*Given passage*
• • • •

Overview
Introduction¶
A data source is a location where data sets relevant to the research are stored. Workspaces can be attached to several data sources for reading and writing. The data can be located locally or in the cloud. Run:ai data sources can use a variety of storage technologies such as Git, S3, NFS, PVC, and more.
The data source is an optional building block for the creation of a workspace.
Create a new data source¶
When you select New Compute Resource
you will be presented with various data source options described below.
Create an NFS data source¶
To create an NFS data source, provide:
- A data source name.
- A Run:ai scope (cluster, department, or project) which is assigned to that item and all its subsidiaries.
- An NFS server.
- The path to the data within the server.
- The path within the container where the data will be mounted.
The data can be set as read-write or limited to read-only permission regardless of any other user privileges.
Create a PVC data source¶
To create an PVC data source, provide:
- A data source name
- A Run:ai scope (cluster, department, or project) which is assigned to that item and all its subsidiaries.
-
Select an existing PVC or create a new one by providing:
-
A claim name
- A storage class
- Access mode
- Required storage size
-
Volume system mode
-
The path within the container where the data will be mounted.

• • • •

Items from a data source
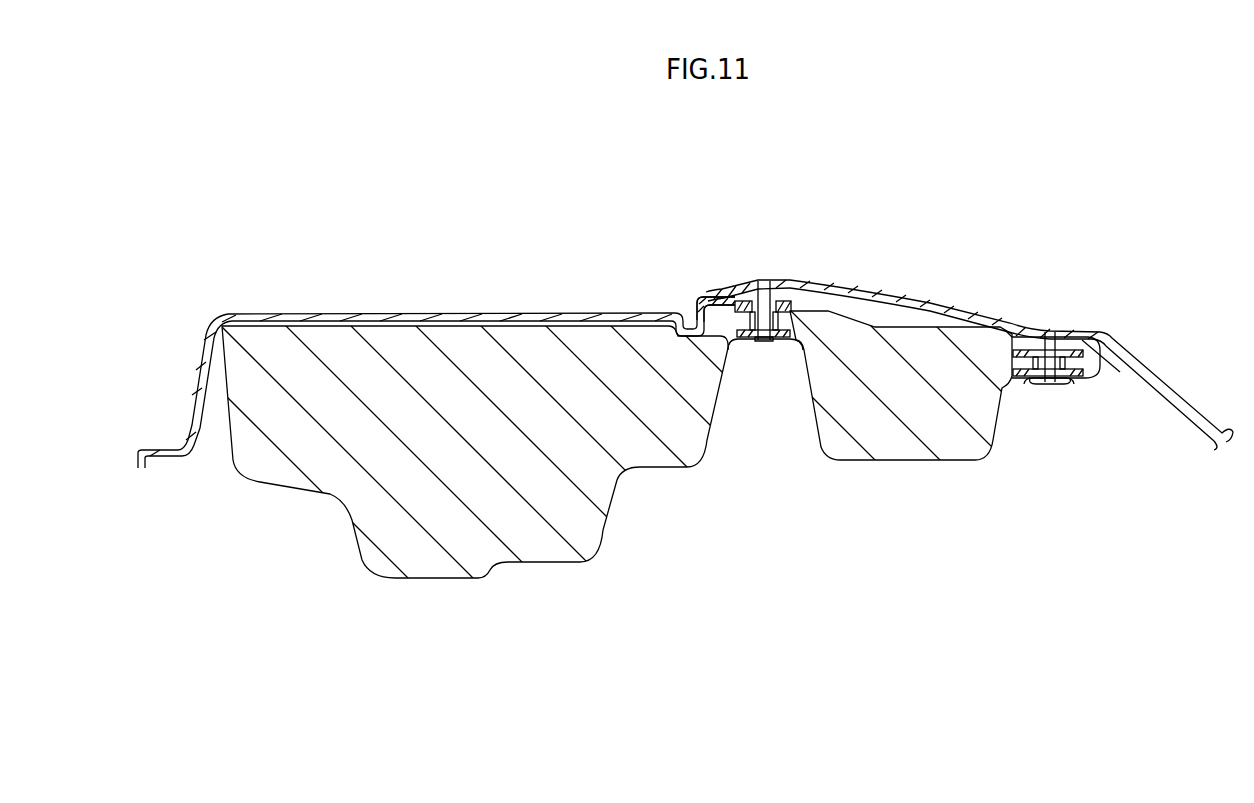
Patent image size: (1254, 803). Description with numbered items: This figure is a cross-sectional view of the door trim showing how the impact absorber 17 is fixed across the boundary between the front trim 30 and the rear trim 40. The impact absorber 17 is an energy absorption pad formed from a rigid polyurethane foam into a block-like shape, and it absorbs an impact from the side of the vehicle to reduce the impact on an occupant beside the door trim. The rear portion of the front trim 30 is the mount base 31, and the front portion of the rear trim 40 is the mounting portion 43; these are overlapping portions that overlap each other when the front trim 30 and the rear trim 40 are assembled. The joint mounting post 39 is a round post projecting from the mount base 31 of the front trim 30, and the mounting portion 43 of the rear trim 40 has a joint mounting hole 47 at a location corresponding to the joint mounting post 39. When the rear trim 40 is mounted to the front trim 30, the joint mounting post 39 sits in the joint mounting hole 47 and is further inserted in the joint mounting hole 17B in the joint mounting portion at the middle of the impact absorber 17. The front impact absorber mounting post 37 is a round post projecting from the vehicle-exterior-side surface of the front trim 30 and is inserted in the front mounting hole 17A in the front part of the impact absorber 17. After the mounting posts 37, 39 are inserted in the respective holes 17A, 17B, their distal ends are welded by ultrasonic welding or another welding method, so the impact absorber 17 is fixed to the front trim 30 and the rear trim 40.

The impact absorber 17 is at (648, 443).
The front mounting hole 17A is at (1056, 382).
The joint mounting hole 17B is at (767, 340).
The front trim 30 is at (972, 318).
The mount base 31 is at (722, 288).
The front impact absorber mounting post 37 is at (1045, 382).
The joint mounting post 39 is at (757, 338).
The rear trim 40 is at (428, 312).
The mounting portion 43 is at (716, 298).
The joint mounting hole 47 is at (772, 288).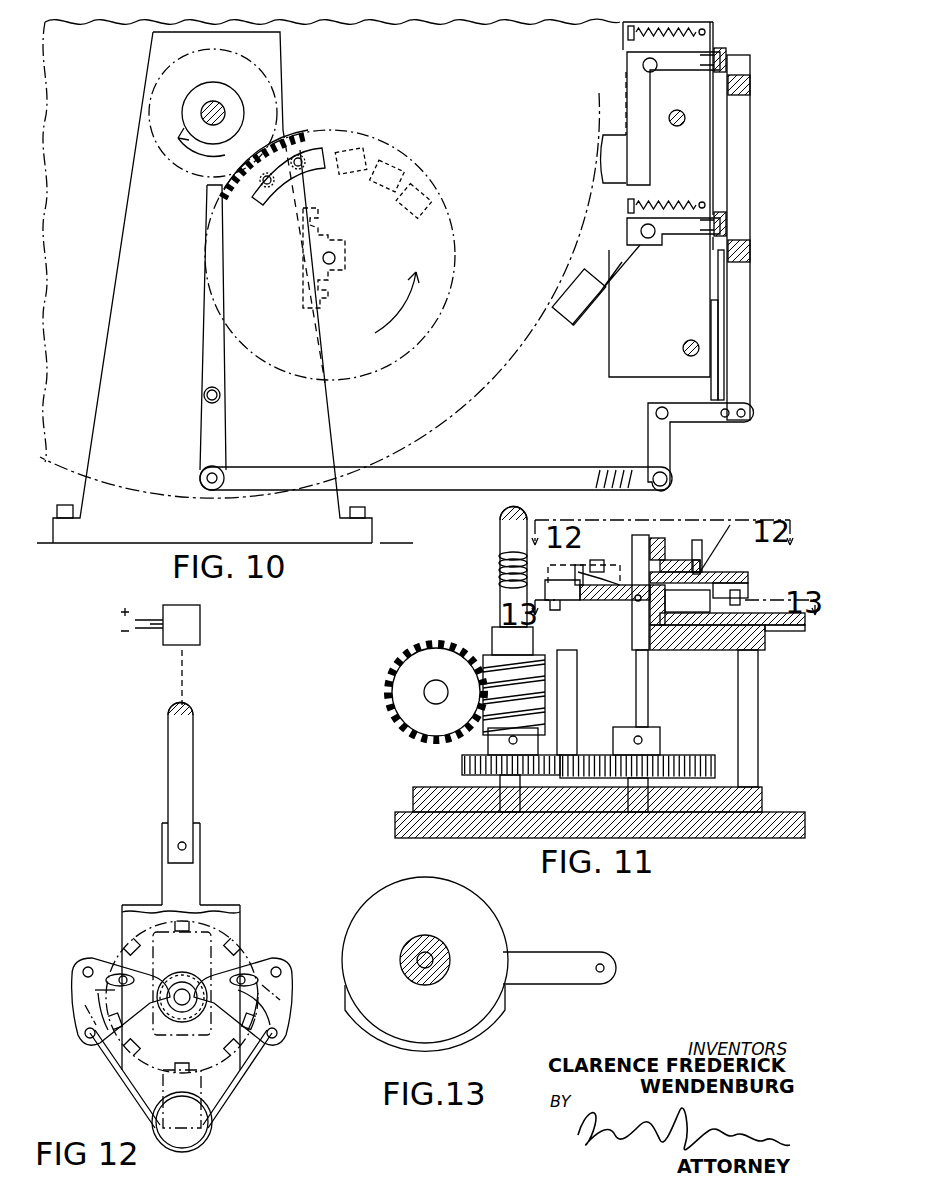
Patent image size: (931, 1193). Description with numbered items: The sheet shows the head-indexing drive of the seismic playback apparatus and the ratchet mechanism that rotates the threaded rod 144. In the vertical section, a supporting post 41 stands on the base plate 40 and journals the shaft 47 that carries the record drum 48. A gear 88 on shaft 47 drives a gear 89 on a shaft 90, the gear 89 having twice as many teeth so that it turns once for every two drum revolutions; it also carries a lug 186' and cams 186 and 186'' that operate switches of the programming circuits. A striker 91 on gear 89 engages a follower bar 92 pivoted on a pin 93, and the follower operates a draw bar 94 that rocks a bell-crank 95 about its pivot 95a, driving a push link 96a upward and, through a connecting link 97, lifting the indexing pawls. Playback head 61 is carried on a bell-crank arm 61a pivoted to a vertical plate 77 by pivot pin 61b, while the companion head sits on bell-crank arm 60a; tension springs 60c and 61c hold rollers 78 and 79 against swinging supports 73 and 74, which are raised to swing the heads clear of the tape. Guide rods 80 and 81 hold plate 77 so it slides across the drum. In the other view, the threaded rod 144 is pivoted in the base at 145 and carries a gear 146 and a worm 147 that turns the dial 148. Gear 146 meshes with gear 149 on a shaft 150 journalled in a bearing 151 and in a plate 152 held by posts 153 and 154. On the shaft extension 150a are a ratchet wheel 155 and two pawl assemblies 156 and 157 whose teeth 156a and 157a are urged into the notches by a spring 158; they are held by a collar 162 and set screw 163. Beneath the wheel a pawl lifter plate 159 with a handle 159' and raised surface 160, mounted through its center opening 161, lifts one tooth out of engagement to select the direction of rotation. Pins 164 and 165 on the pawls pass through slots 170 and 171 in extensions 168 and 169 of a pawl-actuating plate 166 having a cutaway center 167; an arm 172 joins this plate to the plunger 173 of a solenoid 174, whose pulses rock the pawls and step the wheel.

In FIG. 10, the base plate 40 is at (400, 543).
In FIG. 11, the base plate 40 is at (738, 838).
In FIG. 10, the supporting post 41 is at (280, 58).
In FIG. 10, the shaft 47 is at (208, 110).
In FIG. 10, the drum 48 is at (440, 428).
In FIG. 10, the bell-crank arm 60a is at (643, 130).
In FIG. 10, the tension spring 60c is at (705, 32).
In FIG. 10, the playback head 61 is at (575, 318).
In FIG. 10, the bell-crank arm 61a is at (612, 280).
In FIG. 10, the pivot pin 61b is at (648, 240).
In FIG. 10, the tension spring 61c is at (645, 205).
In FIG. 10, the swinging support 73 is at (752, 92).
In FIG. 10, the swinging support 74 is at (752, 258).
In FIG. 10, the vertical plate 77 is at (712, 140).
In FIG. 10, the roller 78 is at (746, 62).
In FIG. 10, the roller 79 is at (748, 232).
In FIG. 10, the guide rod 80 is at (682, 116).
In FIG. 10, the guide rod 81 is at (688, 355).
In FIG. 10, the gear 88 is at (280, 130).
In FIG. 10, the gear 89 is at (372, 160).
In FIG. 10, the shaft 90 is at (336, 256).
In FIG. 10, the striker 91 is at (270, 186).
In FIG. 10, the follower bar 92 is at (206, 350).
In FIG. 10, the pin 93 is at (205, 398).
In FIG. 10, the draw bar 94 is at (512, 470).
In FIG. 10, the bell-crank 95 is at (671, 458).
In FIG. 10, the pivot 95a is at (656, 413).
In FIG. 10, the push link 96a is at (724, 392).
In FIG. 10, the connecting link 97 is at (722, 310).
In FIG. 10, the cam 186 is at (365, 138).
In FIG. 10, the lug 186' is at (425, 168).
In FIG. 10, the cam 186'' is at (449, 201).
In FIG. 11, the threaded rod 144 is at (500, 565).
In FIG. 11, the pivot 145 is at (510, 805).
In FIG. 11, the gear 146 is at (460, 763).
In FIG. 11, the worm 147 is at (495, 655).
In FIG. 11, the dial 148 is at (432, 655).
In FIG. 11, the gear 149 is at (682, 755).
In FIG. 11, the shaft 150 is at (650, 683).
In FIG. 11, the shaft extension 150a is at (640, 538).
In FIG. 12, the shaft extension 150a is at (182, 997).
In FIG. 11, the bearing 151 is at (640, 808).
In FIG. 11, the plate 152 is at (760, 650).
In FIG. 11, the post 153 is at (758, 690).
In FIG. 11, the post 154 is at (570, 683).
In FIG. 11, the ratchet wheel 155 is at (660, 640).
In FIG. 12, the ratchet wheel 155 is at (226, 915).
In FIG. 11, the pawl assembly 156 is at (745, 578).
In FIG. 12, the pawl assembly 156 is at (222, 975).
In FIG. 12, the movable tooth 156a is at (252, 1035).
In FIG. 11, the pawl assembly 157 is at (536, 585).
In FIG. 12, the pawl assembly 157 is at (140, 975).
In FIG. 11, the movable tooth 157a is at (590, 560).
In FIG. 12, the movable tooth 157a is at (108, 1033).
In FIG. 12, the spring 158 is at (222, 1115).
In FIG. 11, the pawl lifter plate 159 is at (785, 642).
In FIG. 13, the pawl lifter plate 159 is at (446, 960).
In FIG. 11, the handle 159' is at (796, 633).
In FIG. 13, the handle 159' is at (567, 945).
In FIG. 11, the raised surface 160 is at (742, 598).
In FIG. 13, the raised surface 160 is at (415, 1053).
In FIG. 13, the center opening 161 is at (424, 952).
In FIG. 11, the collar 162 is at (660, 540).
In FIG. 11, the set screw 163 is at (662, 560).
In FIG. 11, the pin 164 is at (705, 565).
In FIG. 12, the pin 164 is at (278, 1040).
In FIG. 11, the pin 165 is at (605, 570).
In FIG. 12, the pin 165 is at (112, 985).
In FIG. 11, the pawl-actuating plate 166 is at (680, 620).
In FIG. 12, the pawl-actuating plate 166 is at (248, 888).
In FIG. 11, the cutaway center 167 is at (585, 598).
In FIG. 12, the cutaway center 167 is at (212, 1070).
In FIG. 11, the extension 168 is at (728, 572).
In FIG. 12, the extension 168 is at (270, 995).
In FIG. 11, the extension 169 is at (575, 565).
In FIG. 12, the extension 169 is at (100, 1000).
In FIG. 12, the slot 170 is at (275, 1015).
In FIG. 11, the slot 171 is at (710, 545).
In FIG. 12, the slot 171 is at (86, 1035).
In FIG. 12, the arm 172 is at (188, 768).
In FIG. 12, the plunger 173 is at (184, 676).
In FIG. 12, the solenoid 174 is at (198, 625).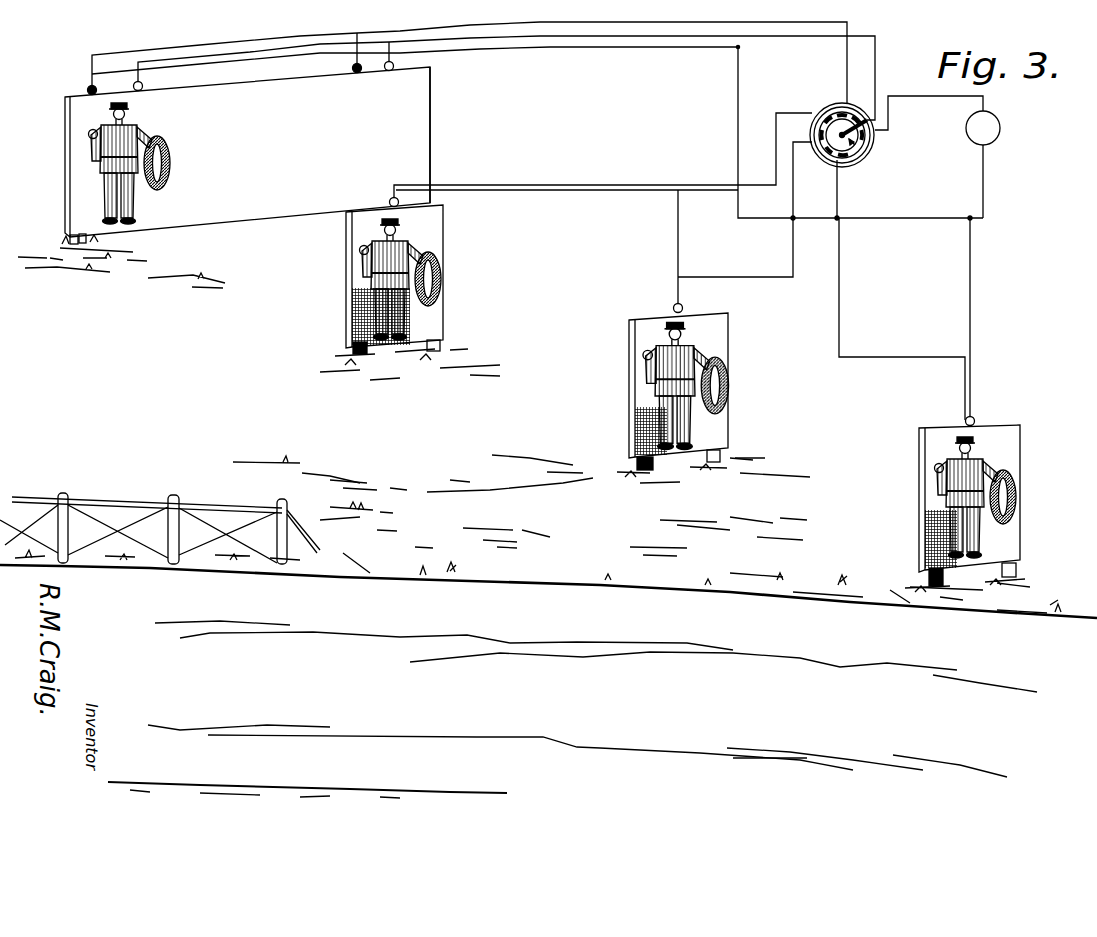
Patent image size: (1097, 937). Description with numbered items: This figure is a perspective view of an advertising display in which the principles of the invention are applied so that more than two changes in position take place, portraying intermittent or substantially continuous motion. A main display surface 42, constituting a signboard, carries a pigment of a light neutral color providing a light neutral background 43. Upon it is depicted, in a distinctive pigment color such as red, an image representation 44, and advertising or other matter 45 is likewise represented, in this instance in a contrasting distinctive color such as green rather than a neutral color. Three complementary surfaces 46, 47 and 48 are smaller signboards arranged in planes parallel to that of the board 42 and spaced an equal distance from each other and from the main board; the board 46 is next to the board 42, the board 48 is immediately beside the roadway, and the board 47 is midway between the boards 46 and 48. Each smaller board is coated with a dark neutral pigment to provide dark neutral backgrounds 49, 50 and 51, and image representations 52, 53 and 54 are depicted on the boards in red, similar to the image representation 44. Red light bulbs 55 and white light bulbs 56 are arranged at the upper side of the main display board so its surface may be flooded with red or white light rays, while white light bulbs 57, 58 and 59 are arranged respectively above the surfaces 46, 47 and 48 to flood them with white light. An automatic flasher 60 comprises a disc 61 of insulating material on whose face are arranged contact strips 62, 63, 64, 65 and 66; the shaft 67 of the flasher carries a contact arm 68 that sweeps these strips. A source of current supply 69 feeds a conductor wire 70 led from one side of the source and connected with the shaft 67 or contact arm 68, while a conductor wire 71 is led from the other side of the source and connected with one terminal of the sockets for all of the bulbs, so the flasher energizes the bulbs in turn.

The main display surface 42 is at (417, 132).
The light neutral background 43 is at (427, 93).
The image representation 44 is at (133, 188).
The advertising matter 45 is at (358, 103).
The complementary surface 46 is at (397, 255).
The complementary surface 47 is at (683, 378).
The complementary surface 48 is at (971, 491).
The dark neutral background 49 is at (438, 323).
The dark neutral background 50 is at (720, 427).
The dark neutral background 51 is at (1015, 540).
The image representation 52 is at (380, 280).
The image representation 53 is at (672, 385).
The image representation 54 is at (950, 495).
The red light bulbs 55 is at (87, 88).
The white light bulbs 56 is at (143, 85).
The white light bulb 57 is at (390, 200).
The white light bulb 58 is at (682, 306).
The white light bulb 59 is at (974, 418).
The automatic flasher 60 is at (866, 158).
The disc 61 is at (831, 154).
The contact strip 62 is at (868, 143).
The contact strip 63 is at (853, 115).
The contact strip 64 is at (840, 113).
The contact strip 65 is at (820, 134).
The contact strip 66 is at (845, 156).
The shaft 67 is at (826, 119).
The contact arm 68 is at (878, 119).
The source of current supply 69 is at (1001, 128).
The conductor wire 70 is at (938, 97).
The conductor wire 71 is at (984, 187).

• • • •

*Description of the task*
Answer these questions using the data source overview.
(a) Which storage technologies does it name for Run:ai data sources?
(b) Is a data source required or optional when creating a workspace?
(c) What permission settings can be applied to the data in an NFS data source?
These entries have no connection to the data source overview.

*The response*
(a) Git, S3, NFS, and PVC.
(b) It is optional.
(c) The data can be set as read-write or limited to read-only.